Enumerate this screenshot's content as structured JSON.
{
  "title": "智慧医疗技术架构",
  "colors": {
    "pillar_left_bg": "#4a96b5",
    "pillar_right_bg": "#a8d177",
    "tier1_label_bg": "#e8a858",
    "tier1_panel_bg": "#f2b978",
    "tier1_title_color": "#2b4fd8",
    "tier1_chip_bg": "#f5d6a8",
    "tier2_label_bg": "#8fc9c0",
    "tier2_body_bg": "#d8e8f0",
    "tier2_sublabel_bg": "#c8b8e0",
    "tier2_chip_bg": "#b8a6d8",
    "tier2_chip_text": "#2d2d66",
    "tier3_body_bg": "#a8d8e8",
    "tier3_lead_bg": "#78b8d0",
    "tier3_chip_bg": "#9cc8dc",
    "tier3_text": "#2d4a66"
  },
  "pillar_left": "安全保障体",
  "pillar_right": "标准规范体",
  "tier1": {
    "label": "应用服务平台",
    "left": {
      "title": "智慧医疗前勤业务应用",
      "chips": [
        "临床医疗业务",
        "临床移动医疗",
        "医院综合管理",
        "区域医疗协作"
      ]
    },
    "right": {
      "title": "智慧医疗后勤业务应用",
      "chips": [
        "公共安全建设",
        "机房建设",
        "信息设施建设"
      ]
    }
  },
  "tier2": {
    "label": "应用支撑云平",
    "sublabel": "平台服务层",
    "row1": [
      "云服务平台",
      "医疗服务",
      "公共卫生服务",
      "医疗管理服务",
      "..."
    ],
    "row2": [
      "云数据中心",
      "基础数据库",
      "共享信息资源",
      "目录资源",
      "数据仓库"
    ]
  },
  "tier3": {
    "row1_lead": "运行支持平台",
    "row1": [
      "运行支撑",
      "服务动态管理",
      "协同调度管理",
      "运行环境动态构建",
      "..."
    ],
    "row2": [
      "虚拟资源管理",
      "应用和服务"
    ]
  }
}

• _Your objective_
Give the records above again, word for word.

• _Correct answer_
Enumerate this screenshot's content as structured JSON.
{
  "title": "智慧医疗技术架构",
  "colors": {
    "pillar_left_bg": "#4a96b5",
    "pillar_right_bg": "#a8d177",
    "tier1_label_bg": "#e8a858",
    "tier1_panel_bg": "#f2b978",
    "tier1_title_color": "#2b4fd8",
    "tier1_chip_bg": "#f5d6a8",
    "tier2_label_bg": "#8fc9c0",
    "tier2_body_bg": "#d8e8f0",
    "tier2_sublabel_bg": "#c8b8e0",
    "tier2_chip_bg": "#b8a6d8",
    "tier2_chip_text": "#2d2d66",
    "tier3_body_bg": "#a8d8e8",
    "tier3_lead_bg": "#78b8d0",
    "tier3_chip_bg": "#9cc8dc",
    "tier3_text": "#2d4a66"
  },
  "pillar_left": "安全保障体",
  "pillar_right": "标准规范体",
  "tier1": {
    "label": "应用服务平台",
    "left": {
      "title": "智慧医疗前勤业务应用",
      "chips": [
        "临床医疗业务",
        "临床移动医疗",
        "医院综合管理",
        "区域医疗协作"
      ]
    },
    "right": {
      "title": "智慧医疗后勤业务应用",
      "chips": [
        "公共安全建设",
        "机房建设",
        "信息设施建设"
      ]
    }
  },
  "tier2": {
    "label": "应用支撑云平",
    "sublabel": "平台服务层",
    "row1": [
      "云服务平台",
      "医疗服务",
      "公共卫生服务",
      "医疗管理服务",
      "..."
    ],
    "row2": [
      "云数据中心",
      "基础数据库",
      "共享信息资源",
      "目录资源",
      "数据仓库"
    ]
  },
  "tier3": {
    "row1_lead": "运行支持平台",
    "row1": [
      "运行支撑",
      "服务动态管理",
      "协同调度管理",
      "运行环境动态构建",
      "..."
    ],
    "row2": [
      "虚拟资源管理",
      "应用和服务"
    ]
  }
}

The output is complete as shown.